Records shown →
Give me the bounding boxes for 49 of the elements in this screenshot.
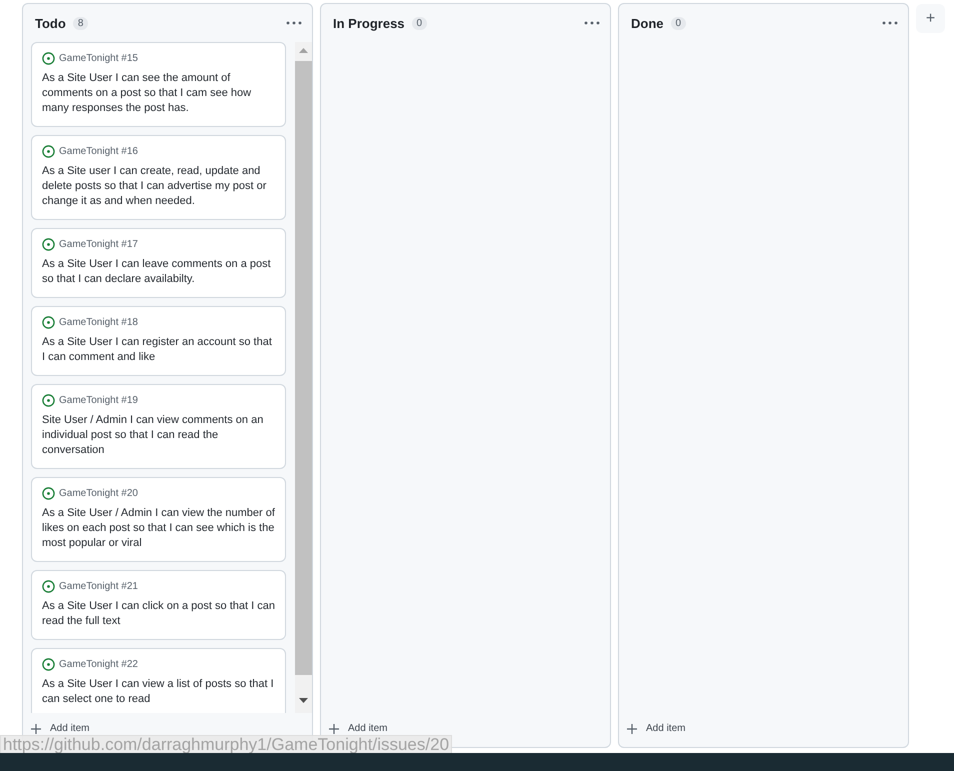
item-count: 8	[72, 16, 88, 30]
add-item-button[interactable]: Add item	[50, 723, 90, 735]
issue-reference[interactable]: GameTonight #20	[59, 488, 138, 499]
issue-card[interactable]: GameTonight #16 As a Site user I can create, read, update and delete posts so that I can advertise my post or change it as and when needed.	[31, 135, 286, 220]
item-count: 0	[412, 16, 428, 30]
open-issue-icon	[42, 145, 55, 158]
more-options-icon[interactable]	[286, 21, 302, 25]
open-issue-icon	[42, 316, 55, 329]
issue-reference[interactable]: GameTonight #16	[59, 146, 138, 157]
issue-title[interactable]: As a Site User I can leave comments on a post so that I can declare availabilty.	[42, 257, 275, 287]
issue-title[interactable]: As a Site User I can register an account so that I can comment and like	[42, 335, 275, 365]
issue-card[interactable]: GameTonight #22 As a Site User I can view a list of posts so that I can select one to read	[31, 648, 286, 713]
issue-card[interactable]: GameTonight #17 As a Site User I can leave comments on a post so that I can declare availabilty.	[31, 228, 286, 298]
item-count: 0	[670, 16, 686, 30]
open-issue-icon	[42, 394, 55, 407]
issue-card[interactable]: GameTonight #18 As a Site User I can register an account so that I can comment and like	[31, 306, 286, 376]
issue-title[interactable]: As a Site User I can view a list of posts so that I can select one to read	[42, 677, 275, 707]
column-title: Done	[631, 16, 664, 30]
open-issue-icon	[42, 238, 55, 251]
issue-title[interactable]: As a Site User / Admin I can view the number of likes on each post so that I can see which is the most popular or viral	[42, 506, 275, 551]
add-item-button[interactable]: Add item	[348, 723, 388, 735]
add-item-button[interactable]: Add item	[646, 723, 686, 735]
issue-reference[interactable]: GameTonight #18	[59, 317, 138, 328]
open-issue-icon	[42, 52, 55, 65]
issue-title[interactable]: Site User / Admin I can view comments on an individual post so that I can read the conversation	[42, 413, 275, 458]
issue-reference[interactable]: GameTonight #19	[59, 395, 138, 406]
issue-card[interactable]: GameTonight #20 As a Site User / Admin I can view the number of likes on each post so that I can see which is the most popular or viral	[31, 477, 286, 562]
add-column-button[interactable]: +	[916, 4, 945, 33]
more-options-icon[interactable]	[882, 21, 898, 25]
issue-reference[interactable]: GameTonight #22	[59, 659, 138, 670]
issue-card[interactable]: GameTonight #21 As a Site User I can click on a post so that I can read the full text	[31, 570, 286, 640]
issue-title[interactable]: As a Site User I can see the amount of comments on a post so that I cam see how many responses the post has.	[42, 71, 275, 116]
issue-card[interactable]: GameTonight #15 As a Site User I can see the amount of comments on a post so that I cam see how many responses the post has.	[31, 42, 286, 127]
issue-reference[interactable]: GameTonight #17	[59, 239, 138, 250]
column-title: In Progress	[333, 16, 405, 30]
open-issue-icon	[42, 580, 55, 593]
issue-reference[interactable]: GameTonight #21	[59, 581, 138, 592]
issue-title[interactable]: As a Site user I can create, read, update and delete posts so that I can advertise my post or change it as and when needed.	[42, 164, 275, 209]
plus-icon	[626, 723, 638, 735]
open-issue-icon	[42, 658, 55, 671]
issue-card[interactable]: GameTonight #19 Site User / Admin I can view comments on an individual post so that I can read the conversation	[31, 384, 286, 469]
open-issue-icon	[42, 487, 55, 500]
issue-reference[interactable]: GameTonight #15	[59, 53, 138, 64]
link-url-tooltip: https://github.com/darraghmurphy1/GameTonight/issues/20	[0, 735, 452, 755]
column-title: Todo	[35, 16, 66, 30]
plus-icon	[328, 723, 340, 735]
plus-icon	[30, 723, 42, 735]
more-options-icon[interactable]	[584, 21, 600, 25]
issue-title[interactable]: As a Site User I can click on a post so that I can read the full text	[42, 599, 275, 629]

Exercise details → Leave the images out and transcribe the rest of the material exactly.

Exercise solution →
Give me the bounding boxes for 49 of the elements in this screenshot.
item-count: 8	[72, 16, 88, 30]
add-item-button[interactable]: Add item	[50, 723, 90, 735]
issue-reference[interactable]: GameTonight #20	[59, 488, 138, 499]
issue-card[interactable]: GameTonight #16 As a Site user I can create, read, update and delete posts so that I can advertise my post or change it as and when needed.	[31, 135, 286, 220]
item-count: 0	[412, 16, 428, 30]
open-issue-icon	[42, 145, 55, 158]
more-options-icon[interactable]	[286, 21, 302, 25]
open-issue-icon	[42, 316, 55, 329]
issue-reference[interactable]: GameTonight #16	[59, 146, 138, 157]
issue-title[interactable]: As a Site User I can leave comments on a post so that I can declare availabilty.	[42, 257, 275, 287]
issue-title[interactable]: As a Site User I can register an account so that I can comment and like	[42, 335, 275, 365]
issue-card[interactable]: GameTonight #22 As a Site User I can view a list of posts so that I can select one to read	[31, 648, 286, 713]
issue-card[interactable]: GameTonight #17 As a Site User I can leave comments on a post so that I can declare availabilty.	[31, 228, 286, 298]
item-count: 0	[670, 16, 686, 30]
open-issue-icon	[42, 394, 55, 407]
issue-card[interactable]: GameTonight #18 As a Site User I can register an account so that I can comment and like	[31, 306, 286, 376]
issue-title[interactable]: As a Site User I can view a list of posts so that I can select one to read	[42, 677, 275, 707]
column-title: Done	[631, 16, 664, 30]
open-issue-icon	[42, 238, 55, 251]
issue-title[interactable]: As a Site User / Admin I can view the number of likes on each post so that I can see which is the most popular or viral	[42, 506, 275, 551]
add-item-button[interactable]: Add item	[348, 723, 388, 735]
add-item-button[interactable]: Add item	[646, 723, 686, 735]
issue-reference[interactable]: GameTonight #18	[59, 317, 138, 328]
open-issue-icon	[42, 52, 55, 65]
issue-title[interactable]: Site User / Admin I can view comments on an individual post so that I can read the conversation	[42, 413, 275, 458]
issue-reference[interactable]: GameTonight #19	[59, 395, 138, 406]
issue-card[interactable]: GameTonight #20 As a Site User / Admin I can view the number of likes on each post so that I can see which is the most popular or viral	[31, 477, 286, 562]
add-column-button[interactable]: +	[916, 4, 945, 33]
more-options-icon[interactable]	[882, 21, 898, 25]
issue-reference[interactable]: GameTonight #22	[59, 659, 138, 670]
issue-card[interactable]: GameTonight #21 As a Site User I can click on a post so that I can read the full text	[31, 570, 286, 640]
issue-title[interactable]: As a Site User I can see the amount of comments on a post so that I cam see how many responses the post has.	[42, 71, 275, 116]
issue-card[interactable]: GameTonight #15 As a Site User I can see the amount of comments on a post so that I cam see how many responses the post has.	[31, 42, 286, 127]
issue-reference[interactable]: GameTonight #17	[59, 239, 138, 250]
column-title: In Progress	[333, 16, 405, 30]
open-issue-icon	[42, 580, 55, 593]
issue-reference[interactable]: GameTonight #21	[59, 581, 138, 592]
issue-title[interactable]: As a Site user I can create, read, update and delete posts so that I can advertise my post or change it as and when needed.	[42, 164, 275, 209]
plus-icon	[626, 723, 638, 735]
open-issue-icon	[42, 658, 55, 671]
issue-card[interactable]: GameTonight #19 Site User / Admin I can view comments on an individual post so that I can read the conversation	[31, 384, 286, 469]
open-issue-icon	[42, 487, 55, 500]
issue-reference[interactable]: GameTonight #15	[59, 53, 138, 64]
link-url-tooltip: https://github.com/darraghmurphy1/GameTonight/issues/20	[0, 735, 452, 755]
column-title: Todo	[35, 16, 66, 30]
plus-icon	[328, 723, 340, 735]
plus-icon	[30, 723, 42, 735]
more-options-icon[interactable]	[584, 21, 600, 25]
issue-title[interactable]: As a Site User I can click on a post so that I can read the full text	[42, 599, 275, 629]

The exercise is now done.